== PROBLEM STATEMENT ==
Output an exact reproduction of the data.

- - - - - - -

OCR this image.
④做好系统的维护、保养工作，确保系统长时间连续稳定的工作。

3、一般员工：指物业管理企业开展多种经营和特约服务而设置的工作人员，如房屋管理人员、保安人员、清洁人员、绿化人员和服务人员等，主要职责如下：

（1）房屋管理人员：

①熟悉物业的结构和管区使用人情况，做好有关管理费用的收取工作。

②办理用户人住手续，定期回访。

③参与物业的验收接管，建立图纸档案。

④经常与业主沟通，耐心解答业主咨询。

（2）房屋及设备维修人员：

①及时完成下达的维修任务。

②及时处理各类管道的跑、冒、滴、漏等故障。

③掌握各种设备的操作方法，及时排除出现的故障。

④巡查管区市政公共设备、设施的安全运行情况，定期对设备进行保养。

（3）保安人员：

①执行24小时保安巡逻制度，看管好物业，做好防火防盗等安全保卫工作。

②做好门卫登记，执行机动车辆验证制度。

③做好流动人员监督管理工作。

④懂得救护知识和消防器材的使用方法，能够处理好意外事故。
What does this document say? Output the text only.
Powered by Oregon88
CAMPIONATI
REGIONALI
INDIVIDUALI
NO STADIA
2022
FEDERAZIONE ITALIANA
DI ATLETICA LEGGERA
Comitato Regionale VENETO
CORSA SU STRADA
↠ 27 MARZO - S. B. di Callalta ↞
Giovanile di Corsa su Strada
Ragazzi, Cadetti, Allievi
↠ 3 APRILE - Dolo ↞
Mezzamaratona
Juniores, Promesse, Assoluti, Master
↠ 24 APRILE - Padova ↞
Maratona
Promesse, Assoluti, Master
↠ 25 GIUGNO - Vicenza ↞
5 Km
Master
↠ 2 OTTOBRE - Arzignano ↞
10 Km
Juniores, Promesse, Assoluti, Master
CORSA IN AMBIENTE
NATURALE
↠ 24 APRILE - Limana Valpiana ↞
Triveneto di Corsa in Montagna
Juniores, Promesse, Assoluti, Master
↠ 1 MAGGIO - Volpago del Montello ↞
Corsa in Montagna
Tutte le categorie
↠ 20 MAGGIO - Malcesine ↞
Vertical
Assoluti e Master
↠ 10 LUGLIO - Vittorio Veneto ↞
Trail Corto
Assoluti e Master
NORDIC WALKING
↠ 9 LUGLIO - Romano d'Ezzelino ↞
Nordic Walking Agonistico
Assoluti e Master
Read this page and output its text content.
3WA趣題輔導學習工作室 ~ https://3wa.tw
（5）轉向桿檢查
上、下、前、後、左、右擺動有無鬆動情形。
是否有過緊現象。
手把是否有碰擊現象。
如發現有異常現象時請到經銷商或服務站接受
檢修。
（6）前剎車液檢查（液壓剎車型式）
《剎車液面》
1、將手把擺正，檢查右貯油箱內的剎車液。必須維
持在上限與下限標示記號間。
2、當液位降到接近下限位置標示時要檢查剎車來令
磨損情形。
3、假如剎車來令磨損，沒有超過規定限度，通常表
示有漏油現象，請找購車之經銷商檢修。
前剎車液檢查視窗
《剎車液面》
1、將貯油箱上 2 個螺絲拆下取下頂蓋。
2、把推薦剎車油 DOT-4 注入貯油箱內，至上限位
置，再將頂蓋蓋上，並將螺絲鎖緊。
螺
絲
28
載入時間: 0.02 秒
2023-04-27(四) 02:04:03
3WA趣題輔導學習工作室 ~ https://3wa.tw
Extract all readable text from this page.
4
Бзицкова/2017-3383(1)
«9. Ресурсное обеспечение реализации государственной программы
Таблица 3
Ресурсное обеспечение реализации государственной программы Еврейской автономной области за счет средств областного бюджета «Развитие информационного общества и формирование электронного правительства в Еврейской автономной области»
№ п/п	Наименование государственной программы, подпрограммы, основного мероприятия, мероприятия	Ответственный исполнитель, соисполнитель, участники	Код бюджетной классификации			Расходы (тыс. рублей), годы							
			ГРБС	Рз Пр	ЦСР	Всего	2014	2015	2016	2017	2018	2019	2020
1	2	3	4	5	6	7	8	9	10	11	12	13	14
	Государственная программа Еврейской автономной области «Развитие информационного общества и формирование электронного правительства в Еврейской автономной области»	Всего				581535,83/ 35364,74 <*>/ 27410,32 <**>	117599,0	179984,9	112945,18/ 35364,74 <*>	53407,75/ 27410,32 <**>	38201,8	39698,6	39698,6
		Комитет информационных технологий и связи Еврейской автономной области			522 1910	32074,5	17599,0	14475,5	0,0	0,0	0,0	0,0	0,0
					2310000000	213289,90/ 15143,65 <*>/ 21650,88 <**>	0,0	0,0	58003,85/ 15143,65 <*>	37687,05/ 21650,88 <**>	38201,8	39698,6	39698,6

- - - - - - -

== RESPONSE TO THIS TASK ==
OCR this image.
④做好系统的维护、保养工作，确保系统长时间连续稳定的工作。

3、一般员工：指物业管理企业开展多种经营和特约服务而设置的工作人员，如房屋管理人员、保安人员、清洁人员、绿化人员和服务人员等，主要职责如下：

（1）房屋管理人员：

①熟悉物业的结构和管区使用人情况，做好有关管理费用的收取工作。

②办理用户人住手续，定期回访。

③参与物业的验收接管，建立图纸档案。

④经常与业主沟通，耐心解答业主咨询。

（2）房屋及设备维修人员：

①及时完成下达的维修任务。

②及时处理各类管道的跑、冒、滴、漏等故障。

③掌握各种设备的操作方法，及时排除出现的故障。

④巡查管区市政公共设备、设施的安全运行情况，定期对设备进行保养。

（3）保安人员：

①执行24小时保安巡逻制度，看管好物业，做好防火防盗等安全保卫工作。

②做好门卫登记，执行机动车辆验证制度。

③做好流动人员监督管理工作。

④懂得救护知识和消防器材的使用方法，能够处理好意外事故。
What does this document say? Output the text only.
Powered by Oregon88
CAMPIONATI
REGIONALI
INDIVIDUALI
NO STADIA
2022
FEDERAZIONE ITALIANA
DI ATLETICA LEGGERA
Comitato Regionale VENETO
CORSA SU STRADA
↠ 27 MARZO - S. B. di Callalta ↞
Giovanile di Corsa su Strada
Ragazzi, Cadetti, Allievi
↠ 3 APRILE - Dolo ↞
Mezzamaratona
Juniores, Promesse, Assoluti, Master
↠ 24 APRILE - Padova ↞
Maratona
Promesse, Assoluti, Master
↠ 25 GIUGNO - Vicenza ↞
5 Km
Master
↠ 2 OTTOBRE - Arzignano ↞
10 Km
Juniores, Promesse, Assoluti, Master
CORSA IN AMBIENTE
NATURALE
↠ 24 APRILE - Limana Valpiana ↞
Triveneto di Corsa in Montagna
Juniores, Promesse, Assoluti, Master
↠ 1 MAGGIO - Volpago del Montello ↞
Corsa in Montagna
Tutte le categorie
↠ 20 MAGGIO - Malcesine ↞
Vertical
Assoluti e Master
↠ 10 LUGLIO - Vittorio Veneto ↞
Trail Corto
Assoluti e Master
NORDIC WALKING
↠ 9 LUGLIO - Romano d'Ezzelino ↞
Nordic Walking Agonistico
Assoluti e Master
Read this page and output its text content.
3WA趣題輔導學習工作室 ~ https://3wa.tw
（5）轉向桿檢查
上、下、前、後、左、右擺動有無鬆動情形。
是否有過緊現象。
手把是否有碰擊現象。
如發現有異常現象時請到經銷商或服務站接受
檢修。
（6）前剎車液檢查（液壓剎車型式）
《剎車液面》
1、將手把擺正，檢查右貯油箱內的剎車液。必須維
持在上限與下限標示記號間。
2、當液位降到接近下限位置標示時要檢查剎車來令
磨損情形。
3、假如剎車來令磨損，沒有超過規定限度，通常表
示有漏油現象，請找購車之經銷商檢修。
前剎車液檢查視窗
《剎車液面》
1、將貯油箱上 2 個螺絲拆下取下頂蓋。
2、把推薦剎車油 DOT-4 注入貯油箱內，至上限位
置，再將頂蓋蓋上，並將螺絲鎖緊。
螺
絲
28
載入時間: 0.02 秒
2023-04-27(四) 02:04:03
3WA趣題輔導學習工作室 ~ https://3wa.tw
Extract all readable text from this page.
4
Бзицкова/2017-3383(1)
«9. Ресурсное обеспечение реализации государственной программы
Таблица 3
Ресурсное обеспечение реализации государственной программы Еврейской автономной области за счет средств областного бюджета «Развитие информационного общества и формирование электронного правительства в Еврейской автономной области»
№ п/п	Наименование государственной программы, подпрограммы, основного мероприятия, мероприятия	Ответственный исполнитель, соисполнитель, участники	Код бюджетной классификации			Расходы (тыс. рублей), годы							
			ГРБС	Рз Пр	ЦСР	Всего	2014	2015	2016	2017	2018	2019	2020
1	2	3	4	5	6	7	8	9	10	11	12	13	14
	Государственная программа Еврейской автономной области «Развитие информационного общества и формирование электронного правительства в Еврейской автономной области»	Всего				581535,83/ 35364,74 <*>/ 27410,32 <**>	117599,0	179984,9	112945,18/ 35364,74 <*>	53407,75/ 27410,32 <**>	38201,8	39698,6	39698,6
		Комитет информационных технологий и связи Еврейской автономной области			522 1910	32074,5	17599,0	14475,5	0,0	0,0	0,0	0,0	0,0
					2310000000	213289,90/ 15143,65 <*>/ 21650,88 <**>	0,0	0,0	58003,85/ 15143,65 <*>	37687,05/ 21650,88 <**>	38201,8	39698,6	39698,6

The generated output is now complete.